Problem to work on >>
Copy each line below that includes "日均执行航班".

Data listing >>
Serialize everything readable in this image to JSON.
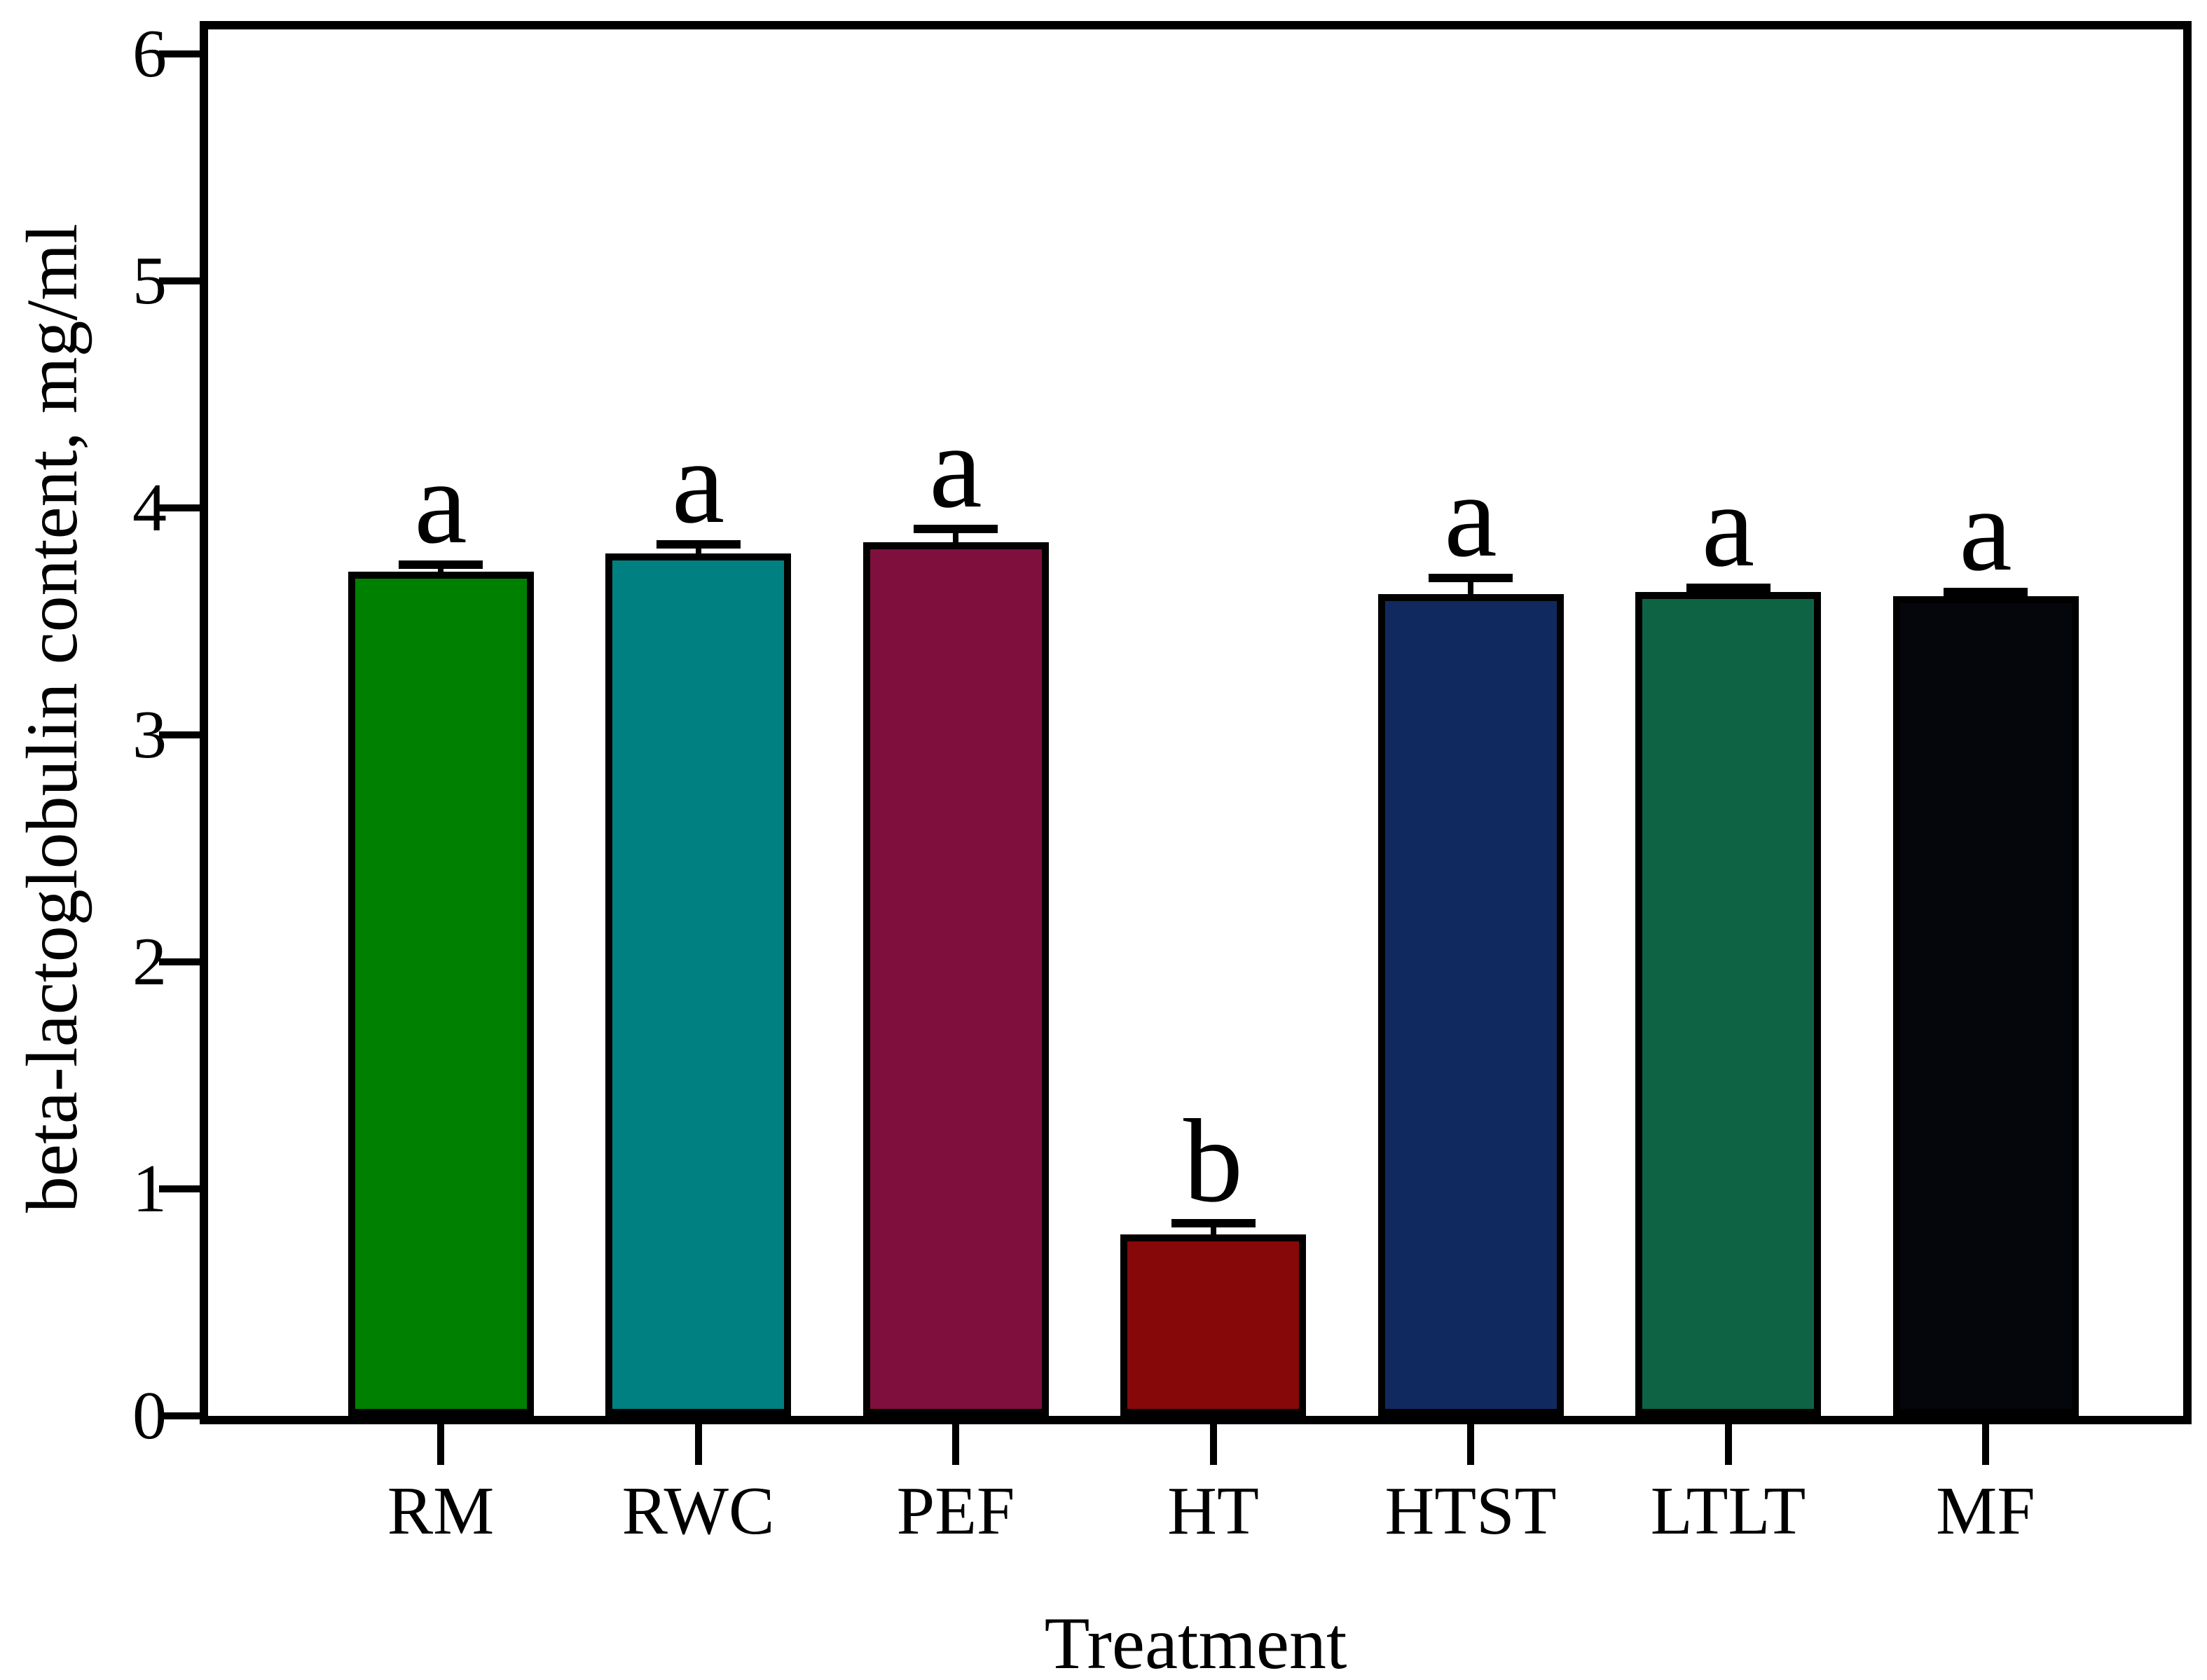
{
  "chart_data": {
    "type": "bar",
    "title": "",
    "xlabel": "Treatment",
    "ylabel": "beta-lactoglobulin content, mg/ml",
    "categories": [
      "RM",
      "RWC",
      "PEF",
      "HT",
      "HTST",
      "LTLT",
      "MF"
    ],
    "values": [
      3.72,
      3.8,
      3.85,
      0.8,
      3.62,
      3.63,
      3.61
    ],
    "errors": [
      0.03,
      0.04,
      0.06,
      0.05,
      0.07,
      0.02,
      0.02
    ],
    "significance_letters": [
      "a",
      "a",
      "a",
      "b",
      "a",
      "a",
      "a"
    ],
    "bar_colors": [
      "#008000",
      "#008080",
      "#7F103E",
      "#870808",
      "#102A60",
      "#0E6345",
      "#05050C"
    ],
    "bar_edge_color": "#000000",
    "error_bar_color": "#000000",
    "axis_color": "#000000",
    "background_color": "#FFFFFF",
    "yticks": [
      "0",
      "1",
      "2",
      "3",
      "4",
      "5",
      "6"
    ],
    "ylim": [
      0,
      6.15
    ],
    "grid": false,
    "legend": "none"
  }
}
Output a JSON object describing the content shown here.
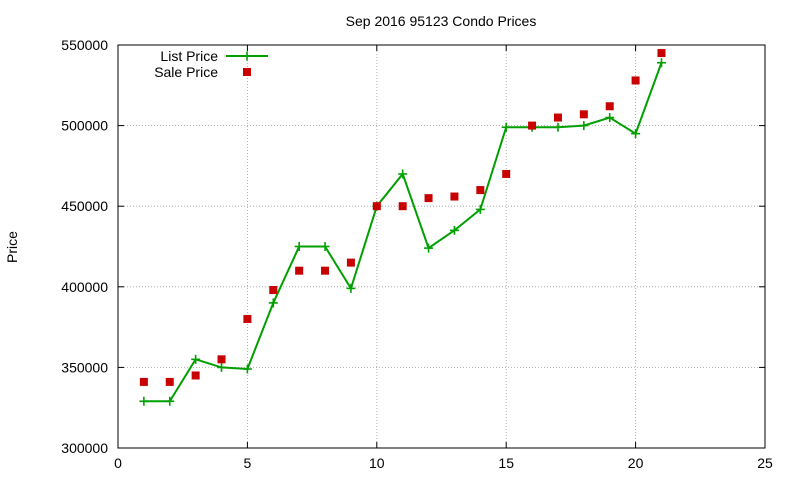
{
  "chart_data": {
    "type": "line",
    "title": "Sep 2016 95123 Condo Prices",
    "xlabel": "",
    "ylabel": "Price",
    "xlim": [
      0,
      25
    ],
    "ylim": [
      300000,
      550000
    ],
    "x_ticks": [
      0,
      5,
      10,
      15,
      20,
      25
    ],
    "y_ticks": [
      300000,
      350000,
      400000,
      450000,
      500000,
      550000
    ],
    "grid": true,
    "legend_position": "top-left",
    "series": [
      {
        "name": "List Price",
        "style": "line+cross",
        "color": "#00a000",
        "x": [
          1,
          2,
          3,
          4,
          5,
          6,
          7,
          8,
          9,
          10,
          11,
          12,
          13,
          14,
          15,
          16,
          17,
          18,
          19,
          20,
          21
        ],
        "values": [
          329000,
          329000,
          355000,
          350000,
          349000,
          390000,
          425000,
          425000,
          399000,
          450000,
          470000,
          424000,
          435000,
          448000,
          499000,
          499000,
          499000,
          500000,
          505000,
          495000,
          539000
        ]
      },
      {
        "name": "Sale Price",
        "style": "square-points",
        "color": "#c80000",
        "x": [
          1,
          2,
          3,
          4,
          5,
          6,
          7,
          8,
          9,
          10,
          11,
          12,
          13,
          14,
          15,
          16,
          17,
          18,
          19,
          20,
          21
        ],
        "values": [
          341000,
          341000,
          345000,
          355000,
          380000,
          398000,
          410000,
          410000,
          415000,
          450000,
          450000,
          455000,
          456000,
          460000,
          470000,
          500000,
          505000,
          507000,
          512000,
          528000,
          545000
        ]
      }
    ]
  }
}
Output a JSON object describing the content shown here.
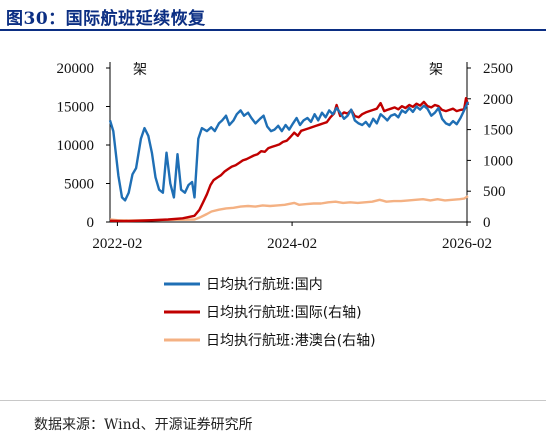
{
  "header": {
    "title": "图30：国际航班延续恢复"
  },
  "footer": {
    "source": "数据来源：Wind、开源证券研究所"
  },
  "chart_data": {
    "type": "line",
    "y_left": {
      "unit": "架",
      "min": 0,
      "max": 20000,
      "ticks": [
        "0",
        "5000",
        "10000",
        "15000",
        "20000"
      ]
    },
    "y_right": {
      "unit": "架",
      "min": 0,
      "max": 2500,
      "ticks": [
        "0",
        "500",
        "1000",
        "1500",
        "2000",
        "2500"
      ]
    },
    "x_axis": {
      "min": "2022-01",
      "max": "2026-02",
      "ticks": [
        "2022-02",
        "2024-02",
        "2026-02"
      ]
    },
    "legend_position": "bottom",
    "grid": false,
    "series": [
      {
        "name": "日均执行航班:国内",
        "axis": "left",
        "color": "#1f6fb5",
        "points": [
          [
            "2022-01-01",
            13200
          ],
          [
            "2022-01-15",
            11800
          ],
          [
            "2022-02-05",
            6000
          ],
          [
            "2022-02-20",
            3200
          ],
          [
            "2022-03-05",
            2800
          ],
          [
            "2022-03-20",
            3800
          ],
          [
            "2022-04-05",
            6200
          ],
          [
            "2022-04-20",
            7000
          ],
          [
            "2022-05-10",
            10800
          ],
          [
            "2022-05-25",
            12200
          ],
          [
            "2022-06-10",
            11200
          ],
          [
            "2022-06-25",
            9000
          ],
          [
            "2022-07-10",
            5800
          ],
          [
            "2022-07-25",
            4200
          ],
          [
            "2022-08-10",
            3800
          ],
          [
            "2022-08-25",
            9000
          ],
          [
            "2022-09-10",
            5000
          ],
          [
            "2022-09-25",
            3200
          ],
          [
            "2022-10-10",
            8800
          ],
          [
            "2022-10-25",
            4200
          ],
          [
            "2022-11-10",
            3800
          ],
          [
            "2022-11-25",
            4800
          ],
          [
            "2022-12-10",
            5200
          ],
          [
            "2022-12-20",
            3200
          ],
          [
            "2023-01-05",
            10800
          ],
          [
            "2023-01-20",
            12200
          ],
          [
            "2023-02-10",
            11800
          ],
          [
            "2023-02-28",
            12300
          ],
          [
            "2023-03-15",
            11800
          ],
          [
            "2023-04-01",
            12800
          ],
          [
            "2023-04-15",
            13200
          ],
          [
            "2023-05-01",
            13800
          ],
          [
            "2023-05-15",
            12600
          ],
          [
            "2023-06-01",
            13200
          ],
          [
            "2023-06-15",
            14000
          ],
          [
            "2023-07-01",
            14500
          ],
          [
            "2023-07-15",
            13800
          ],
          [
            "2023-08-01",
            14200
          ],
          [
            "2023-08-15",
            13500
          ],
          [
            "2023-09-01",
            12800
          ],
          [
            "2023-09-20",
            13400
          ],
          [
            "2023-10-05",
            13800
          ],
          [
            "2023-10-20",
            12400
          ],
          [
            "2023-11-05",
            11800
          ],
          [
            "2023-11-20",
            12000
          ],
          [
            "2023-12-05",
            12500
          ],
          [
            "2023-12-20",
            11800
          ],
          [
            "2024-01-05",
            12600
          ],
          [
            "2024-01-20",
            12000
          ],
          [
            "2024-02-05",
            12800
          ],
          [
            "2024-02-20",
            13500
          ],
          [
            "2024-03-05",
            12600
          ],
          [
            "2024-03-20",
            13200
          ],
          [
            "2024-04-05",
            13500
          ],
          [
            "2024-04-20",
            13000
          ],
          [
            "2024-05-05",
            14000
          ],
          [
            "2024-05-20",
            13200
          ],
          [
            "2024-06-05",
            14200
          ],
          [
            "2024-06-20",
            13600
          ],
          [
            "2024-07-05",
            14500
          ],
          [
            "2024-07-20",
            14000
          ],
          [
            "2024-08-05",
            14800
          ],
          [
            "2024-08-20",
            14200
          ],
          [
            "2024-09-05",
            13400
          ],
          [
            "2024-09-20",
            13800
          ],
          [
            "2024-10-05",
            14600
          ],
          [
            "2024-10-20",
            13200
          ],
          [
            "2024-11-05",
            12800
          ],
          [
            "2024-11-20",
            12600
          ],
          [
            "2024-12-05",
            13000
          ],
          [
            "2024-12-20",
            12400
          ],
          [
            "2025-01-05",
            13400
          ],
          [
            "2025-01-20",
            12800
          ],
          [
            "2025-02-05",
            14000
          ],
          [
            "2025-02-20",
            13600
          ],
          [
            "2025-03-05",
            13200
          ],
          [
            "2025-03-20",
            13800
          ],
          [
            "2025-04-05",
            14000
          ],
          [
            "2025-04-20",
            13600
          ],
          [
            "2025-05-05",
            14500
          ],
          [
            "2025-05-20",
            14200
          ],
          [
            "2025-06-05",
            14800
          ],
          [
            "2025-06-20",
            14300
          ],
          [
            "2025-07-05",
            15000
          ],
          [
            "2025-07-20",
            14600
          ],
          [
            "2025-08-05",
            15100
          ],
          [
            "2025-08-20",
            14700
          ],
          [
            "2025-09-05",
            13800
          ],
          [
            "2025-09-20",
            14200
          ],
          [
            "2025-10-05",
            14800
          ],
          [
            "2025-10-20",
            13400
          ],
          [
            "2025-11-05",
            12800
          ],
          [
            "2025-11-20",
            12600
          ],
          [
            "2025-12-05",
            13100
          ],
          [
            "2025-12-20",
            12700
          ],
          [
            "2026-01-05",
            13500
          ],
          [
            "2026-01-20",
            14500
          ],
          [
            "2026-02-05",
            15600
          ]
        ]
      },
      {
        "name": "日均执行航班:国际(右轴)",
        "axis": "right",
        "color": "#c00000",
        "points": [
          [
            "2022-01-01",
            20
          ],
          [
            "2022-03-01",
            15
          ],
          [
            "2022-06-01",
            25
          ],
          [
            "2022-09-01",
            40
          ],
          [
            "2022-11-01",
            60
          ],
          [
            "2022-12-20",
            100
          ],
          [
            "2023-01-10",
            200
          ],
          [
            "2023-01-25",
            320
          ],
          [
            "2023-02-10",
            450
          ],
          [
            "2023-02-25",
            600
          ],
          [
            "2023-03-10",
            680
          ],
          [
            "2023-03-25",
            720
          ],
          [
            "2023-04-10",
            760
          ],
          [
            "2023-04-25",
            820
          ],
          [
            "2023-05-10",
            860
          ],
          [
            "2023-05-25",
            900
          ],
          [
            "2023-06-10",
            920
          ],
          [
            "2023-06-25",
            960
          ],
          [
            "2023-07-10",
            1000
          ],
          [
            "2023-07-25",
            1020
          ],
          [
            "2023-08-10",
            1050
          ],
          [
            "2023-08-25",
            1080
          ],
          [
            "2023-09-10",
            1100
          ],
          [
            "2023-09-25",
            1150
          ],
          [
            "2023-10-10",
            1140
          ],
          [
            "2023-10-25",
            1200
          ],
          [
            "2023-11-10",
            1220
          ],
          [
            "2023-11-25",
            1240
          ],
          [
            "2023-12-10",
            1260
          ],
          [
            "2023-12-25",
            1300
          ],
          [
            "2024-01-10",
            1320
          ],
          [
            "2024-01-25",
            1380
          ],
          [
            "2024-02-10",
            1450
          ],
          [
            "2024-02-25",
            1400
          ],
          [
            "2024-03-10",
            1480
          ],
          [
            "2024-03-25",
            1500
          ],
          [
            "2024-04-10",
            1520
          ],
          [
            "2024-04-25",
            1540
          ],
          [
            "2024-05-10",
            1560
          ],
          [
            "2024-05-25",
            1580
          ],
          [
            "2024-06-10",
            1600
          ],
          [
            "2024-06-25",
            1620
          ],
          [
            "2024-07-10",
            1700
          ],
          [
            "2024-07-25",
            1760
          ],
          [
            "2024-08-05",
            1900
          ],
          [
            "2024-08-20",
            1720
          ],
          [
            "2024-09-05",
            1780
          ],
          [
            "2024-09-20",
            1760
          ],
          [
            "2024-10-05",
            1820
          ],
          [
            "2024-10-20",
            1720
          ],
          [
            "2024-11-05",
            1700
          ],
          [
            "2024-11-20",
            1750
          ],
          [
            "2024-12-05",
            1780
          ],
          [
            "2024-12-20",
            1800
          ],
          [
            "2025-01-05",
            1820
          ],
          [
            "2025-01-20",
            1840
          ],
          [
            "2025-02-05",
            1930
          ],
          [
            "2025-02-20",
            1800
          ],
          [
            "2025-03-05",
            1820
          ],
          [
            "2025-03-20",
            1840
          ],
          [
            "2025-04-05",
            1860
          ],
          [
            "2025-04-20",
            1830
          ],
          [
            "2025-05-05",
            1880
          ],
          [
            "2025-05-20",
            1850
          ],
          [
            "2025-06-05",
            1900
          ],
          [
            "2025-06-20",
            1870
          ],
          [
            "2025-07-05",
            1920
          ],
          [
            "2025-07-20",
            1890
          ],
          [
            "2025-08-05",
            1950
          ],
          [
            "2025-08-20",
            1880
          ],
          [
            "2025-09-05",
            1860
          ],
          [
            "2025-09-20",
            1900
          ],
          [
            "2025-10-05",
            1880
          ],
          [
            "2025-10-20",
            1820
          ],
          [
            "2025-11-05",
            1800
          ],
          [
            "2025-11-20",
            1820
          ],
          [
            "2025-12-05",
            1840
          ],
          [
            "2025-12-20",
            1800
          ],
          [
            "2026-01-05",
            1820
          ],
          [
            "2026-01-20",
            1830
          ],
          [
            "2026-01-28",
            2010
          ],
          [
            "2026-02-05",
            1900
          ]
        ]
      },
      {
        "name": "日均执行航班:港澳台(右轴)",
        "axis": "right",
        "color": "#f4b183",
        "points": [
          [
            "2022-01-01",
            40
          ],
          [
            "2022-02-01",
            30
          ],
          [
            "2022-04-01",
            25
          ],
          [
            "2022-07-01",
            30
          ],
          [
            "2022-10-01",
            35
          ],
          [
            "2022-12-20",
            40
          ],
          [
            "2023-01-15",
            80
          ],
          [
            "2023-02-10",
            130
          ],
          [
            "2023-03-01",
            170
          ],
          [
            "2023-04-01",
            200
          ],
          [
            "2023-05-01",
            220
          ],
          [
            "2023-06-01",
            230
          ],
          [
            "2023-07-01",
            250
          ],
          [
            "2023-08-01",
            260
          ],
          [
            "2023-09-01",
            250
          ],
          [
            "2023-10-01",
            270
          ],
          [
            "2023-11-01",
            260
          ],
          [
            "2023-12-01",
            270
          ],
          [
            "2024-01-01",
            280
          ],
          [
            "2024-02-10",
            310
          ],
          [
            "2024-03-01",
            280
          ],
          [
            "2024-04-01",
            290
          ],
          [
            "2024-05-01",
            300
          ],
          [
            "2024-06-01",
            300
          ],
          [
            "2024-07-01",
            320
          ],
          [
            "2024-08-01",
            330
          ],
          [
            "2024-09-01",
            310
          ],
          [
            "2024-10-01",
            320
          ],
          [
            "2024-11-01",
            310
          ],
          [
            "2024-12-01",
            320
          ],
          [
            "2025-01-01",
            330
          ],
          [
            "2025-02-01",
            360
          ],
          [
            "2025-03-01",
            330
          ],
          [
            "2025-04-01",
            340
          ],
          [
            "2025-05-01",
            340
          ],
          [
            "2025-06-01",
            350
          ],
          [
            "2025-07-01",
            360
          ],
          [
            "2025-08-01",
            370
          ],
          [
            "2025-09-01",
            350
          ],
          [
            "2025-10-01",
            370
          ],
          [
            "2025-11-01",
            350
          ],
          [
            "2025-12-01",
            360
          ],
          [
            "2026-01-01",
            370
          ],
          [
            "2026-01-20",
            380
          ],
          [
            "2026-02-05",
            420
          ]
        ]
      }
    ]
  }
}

Output of the task >>
        "name": "日均执行航班:国内",
        "name": "日均执行航班:国际(右轴)",
        "name": "日均执行航班:港澳台(右轴)",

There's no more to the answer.